• **TASK DETAILS**
Copy out all lines carrying the word "name".

• **DATA RECORDS**
%%

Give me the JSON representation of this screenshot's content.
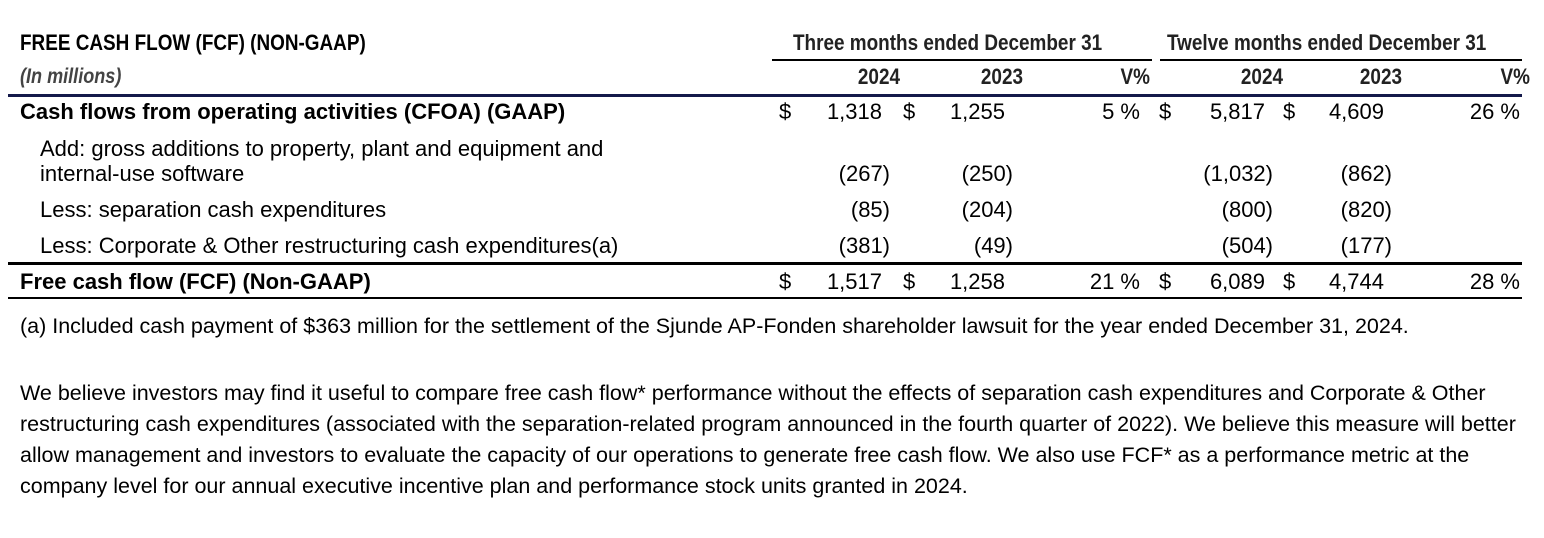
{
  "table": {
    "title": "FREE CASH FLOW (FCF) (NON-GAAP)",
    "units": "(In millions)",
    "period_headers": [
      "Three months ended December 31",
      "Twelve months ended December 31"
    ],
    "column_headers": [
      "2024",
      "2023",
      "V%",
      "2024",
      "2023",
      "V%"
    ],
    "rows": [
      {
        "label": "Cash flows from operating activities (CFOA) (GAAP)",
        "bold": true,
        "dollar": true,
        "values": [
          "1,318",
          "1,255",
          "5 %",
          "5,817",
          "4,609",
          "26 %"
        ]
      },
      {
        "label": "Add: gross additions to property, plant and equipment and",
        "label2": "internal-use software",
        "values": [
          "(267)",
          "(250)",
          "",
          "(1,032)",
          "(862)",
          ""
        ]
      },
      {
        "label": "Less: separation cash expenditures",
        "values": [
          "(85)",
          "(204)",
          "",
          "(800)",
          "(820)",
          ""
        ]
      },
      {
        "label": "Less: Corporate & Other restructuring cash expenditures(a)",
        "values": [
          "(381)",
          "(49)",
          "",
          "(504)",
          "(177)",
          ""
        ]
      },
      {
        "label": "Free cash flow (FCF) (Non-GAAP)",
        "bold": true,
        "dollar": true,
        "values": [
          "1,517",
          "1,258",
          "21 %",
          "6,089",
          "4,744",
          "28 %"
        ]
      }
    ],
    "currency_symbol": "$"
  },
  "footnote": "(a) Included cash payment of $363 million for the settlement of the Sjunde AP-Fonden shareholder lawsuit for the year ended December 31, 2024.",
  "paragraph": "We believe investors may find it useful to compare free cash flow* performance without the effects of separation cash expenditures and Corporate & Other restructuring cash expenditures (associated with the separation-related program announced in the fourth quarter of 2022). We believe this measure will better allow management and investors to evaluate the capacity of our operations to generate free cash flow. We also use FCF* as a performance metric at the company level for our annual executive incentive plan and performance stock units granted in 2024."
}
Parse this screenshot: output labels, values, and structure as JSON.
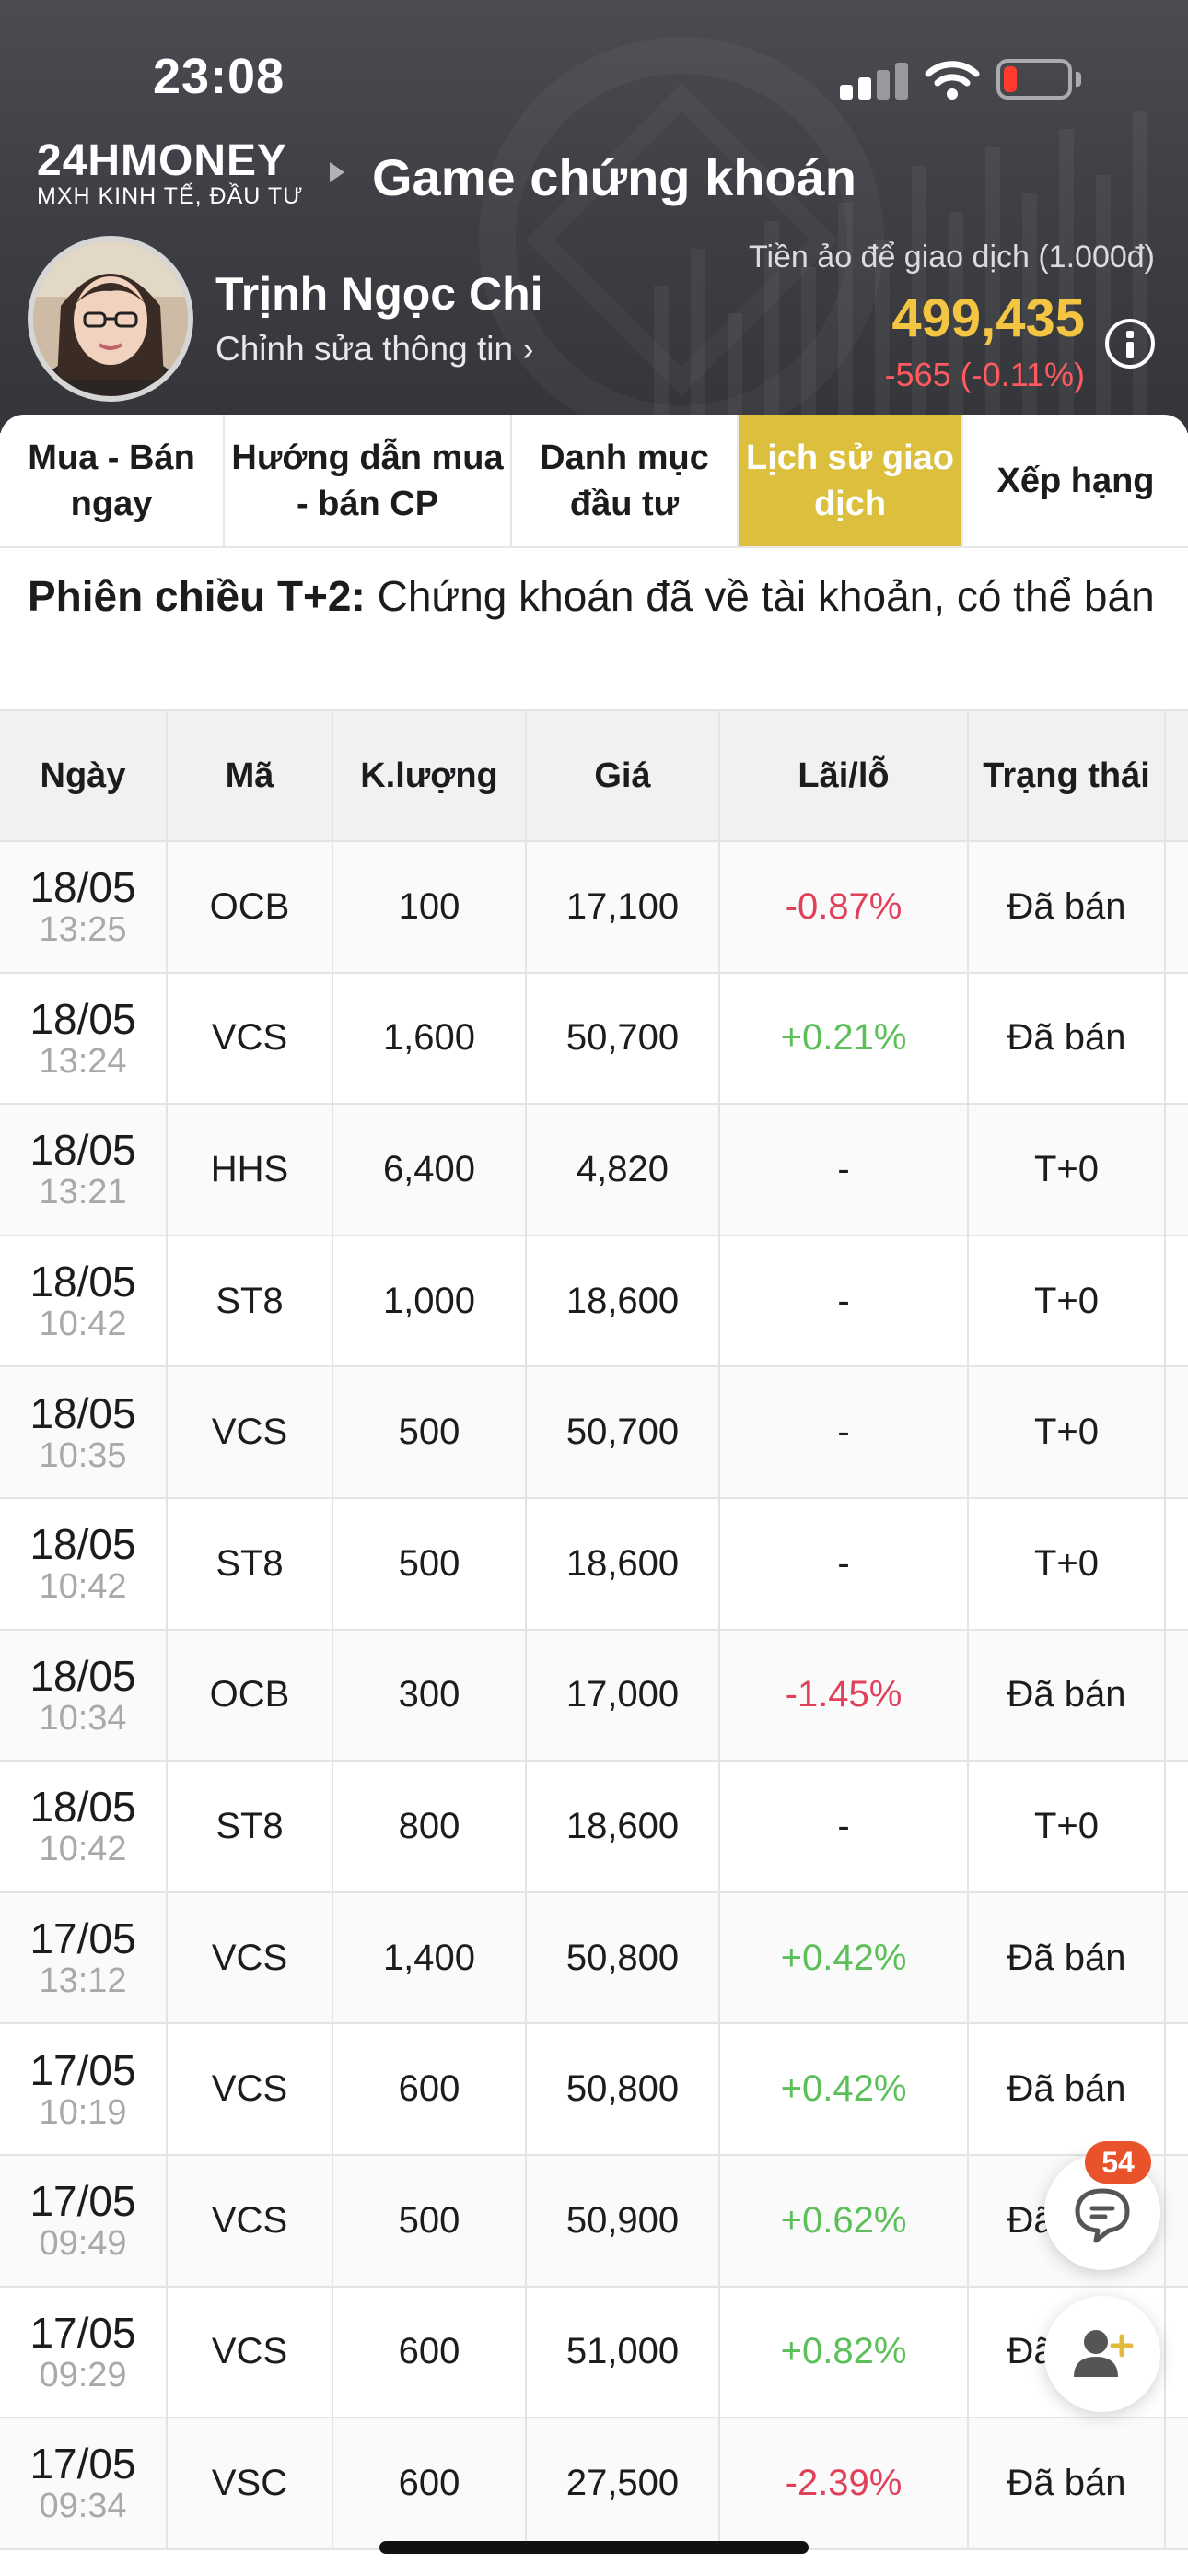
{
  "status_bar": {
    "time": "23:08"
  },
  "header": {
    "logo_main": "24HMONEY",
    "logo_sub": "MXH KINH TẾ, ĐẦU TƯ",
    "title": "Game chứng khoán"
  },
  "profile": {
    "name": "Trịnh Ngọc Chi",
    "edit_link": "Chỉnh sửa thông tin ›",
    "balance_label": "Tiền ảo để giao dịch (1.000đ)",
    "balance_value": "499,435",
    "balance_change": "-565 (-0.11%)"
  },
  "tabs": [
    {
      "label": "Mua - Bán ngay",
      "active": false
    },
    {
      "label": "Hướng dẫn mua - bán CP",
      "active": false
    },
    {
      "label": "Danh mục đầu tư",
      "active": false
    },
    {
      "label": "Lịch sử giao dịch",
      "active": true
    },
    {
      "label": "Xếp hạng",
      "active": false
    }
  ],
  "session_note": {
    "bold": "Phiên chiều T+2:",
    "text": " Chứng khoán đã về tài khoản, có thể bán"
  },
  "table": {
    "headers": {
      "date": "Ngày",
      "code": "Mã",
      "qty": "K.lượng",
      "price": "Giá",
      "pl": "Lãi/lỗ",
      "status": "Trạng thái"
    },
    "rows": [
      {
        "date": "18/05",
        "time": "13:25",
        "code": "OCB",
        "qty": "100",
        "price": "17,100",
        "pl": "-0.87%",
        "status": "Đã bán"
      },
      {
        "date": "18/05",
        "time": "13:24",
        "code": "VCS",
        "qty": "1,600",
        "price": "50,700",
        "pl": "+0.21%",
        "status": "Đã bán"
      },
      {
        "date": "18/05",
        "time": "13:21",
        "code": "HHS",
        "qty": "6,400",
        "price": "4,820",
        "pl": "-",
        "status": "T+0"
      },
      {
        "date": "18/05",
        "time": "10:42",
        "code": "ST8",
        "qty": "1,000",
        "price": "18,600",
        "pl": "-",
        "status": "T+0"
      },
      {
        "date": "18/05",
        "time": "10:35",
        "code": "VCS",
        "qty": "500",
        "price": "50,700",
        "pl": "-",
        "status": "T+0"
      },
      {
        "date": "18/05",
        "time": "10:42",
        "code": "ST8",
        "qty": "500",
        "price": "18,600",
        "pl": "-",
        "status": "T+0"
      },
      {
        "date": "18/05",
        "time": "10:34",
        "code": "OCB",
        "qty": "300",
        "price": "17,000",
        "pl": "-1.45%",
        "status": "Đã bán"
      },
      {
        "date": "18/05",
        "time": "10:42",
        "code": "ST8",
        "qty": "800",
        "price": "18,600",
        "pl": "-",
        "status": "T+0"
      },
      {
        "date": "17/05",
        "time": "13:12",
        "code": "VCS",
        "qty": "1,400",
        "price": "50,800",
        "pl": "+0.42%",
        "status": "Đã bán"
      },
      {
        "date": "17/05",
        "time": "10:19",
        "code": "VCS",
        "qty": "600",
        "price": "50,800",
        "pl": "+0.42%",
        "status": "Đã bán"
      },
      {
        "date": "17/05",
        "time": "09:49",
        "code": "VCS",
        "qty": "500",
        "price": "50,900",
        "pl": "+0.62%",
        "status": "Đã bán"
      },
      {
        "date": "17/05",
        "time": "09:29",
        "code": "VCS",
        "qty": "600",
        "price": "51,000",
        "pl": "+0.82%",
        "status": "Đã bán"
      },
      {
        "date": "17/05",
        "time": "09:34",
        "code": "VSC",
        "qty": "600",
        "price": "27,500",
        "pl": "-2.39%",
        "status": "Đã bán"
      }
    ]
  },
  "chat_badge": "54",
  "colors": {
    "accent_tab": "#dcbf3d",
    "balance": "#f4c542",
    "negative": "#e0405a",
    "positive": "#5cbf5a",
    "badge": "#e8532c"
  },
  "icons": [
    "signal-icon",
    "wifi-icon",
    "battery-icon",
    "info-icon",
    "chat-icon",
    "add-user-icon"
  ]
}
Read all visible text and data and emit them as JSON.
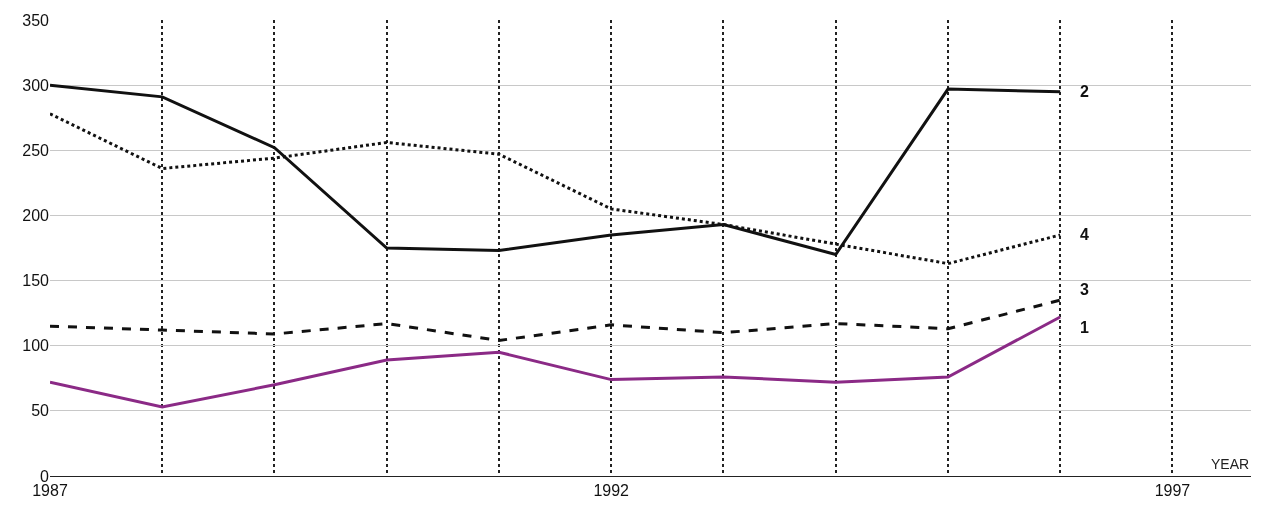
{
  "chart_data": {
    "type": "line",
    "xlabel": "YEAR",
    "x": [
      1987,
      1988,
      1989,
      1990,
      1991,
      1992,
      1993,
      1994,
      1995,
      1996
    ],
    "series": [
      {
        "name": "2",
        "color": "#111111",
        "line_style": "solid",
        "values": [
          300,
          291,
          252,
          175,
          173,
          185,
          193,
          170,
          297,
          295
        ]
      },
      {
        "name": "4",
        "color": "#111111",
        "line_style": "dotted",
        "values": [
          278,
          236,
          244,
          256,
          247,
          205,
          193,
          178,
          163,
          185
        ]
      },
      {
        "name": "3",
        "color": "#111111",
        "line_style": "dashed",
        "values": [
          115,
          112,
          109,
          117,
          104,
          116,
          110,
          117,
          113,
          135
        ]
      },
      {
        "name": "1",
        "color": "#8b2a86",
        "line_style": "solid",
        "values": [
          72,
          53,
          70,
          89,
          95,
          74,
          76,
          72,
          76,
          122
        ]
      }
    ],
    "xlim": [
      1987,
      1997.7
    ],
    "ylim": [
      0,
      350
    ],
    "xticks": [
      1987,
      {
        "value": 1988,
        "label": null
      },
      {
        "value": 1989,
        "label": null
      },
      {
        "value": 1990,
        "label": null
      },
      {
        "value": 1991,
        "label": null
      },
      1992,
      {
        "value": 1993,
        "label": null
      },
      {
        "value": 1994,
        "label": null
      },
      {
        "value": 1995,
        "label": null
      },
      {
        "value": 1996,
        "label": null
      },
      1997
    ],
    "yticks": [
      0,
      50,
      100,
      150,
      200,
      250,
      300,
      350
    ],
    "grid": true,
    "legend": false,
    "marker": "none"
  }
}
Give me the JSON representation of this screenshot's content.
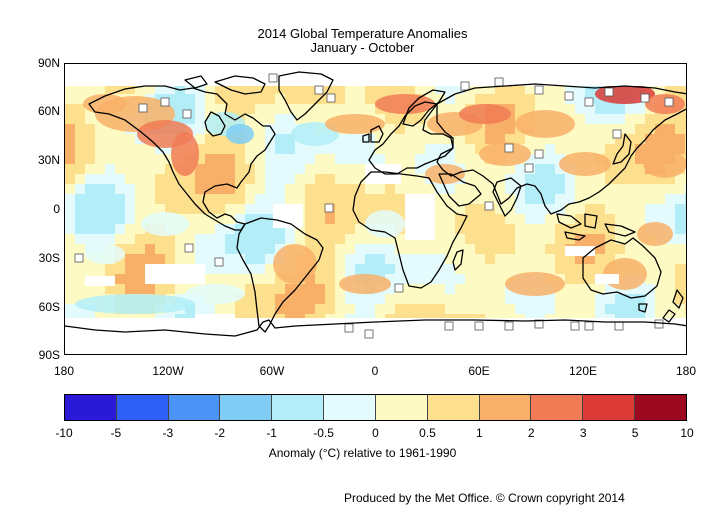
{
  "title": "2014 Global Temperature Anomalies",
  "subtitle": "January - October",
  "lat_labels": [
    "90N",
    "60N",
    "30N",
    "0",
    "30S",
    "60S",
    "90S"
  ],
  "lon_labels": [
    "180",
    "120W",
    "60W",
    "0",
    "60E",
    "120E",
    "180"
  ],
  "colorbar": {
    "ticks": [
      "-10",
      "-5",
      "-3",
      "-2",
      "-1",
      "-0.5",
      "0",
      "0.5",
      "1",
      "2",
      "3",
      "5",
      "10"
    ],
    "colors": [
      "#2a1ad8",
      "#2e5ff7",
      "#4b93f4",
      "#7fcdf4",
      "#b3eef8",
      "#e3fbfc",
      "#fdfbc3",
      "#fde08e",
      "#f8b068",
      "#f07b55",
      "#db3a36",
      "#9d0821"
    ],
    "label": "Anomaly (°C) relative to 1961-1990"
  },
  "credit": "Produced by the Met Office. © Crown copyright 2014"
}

%%

• **TASK ANSWER**
    "name": "Trịnh Ngọc Chi",
        "name": "2",
        "name": "4",
        "name": "3",
        "name": "1",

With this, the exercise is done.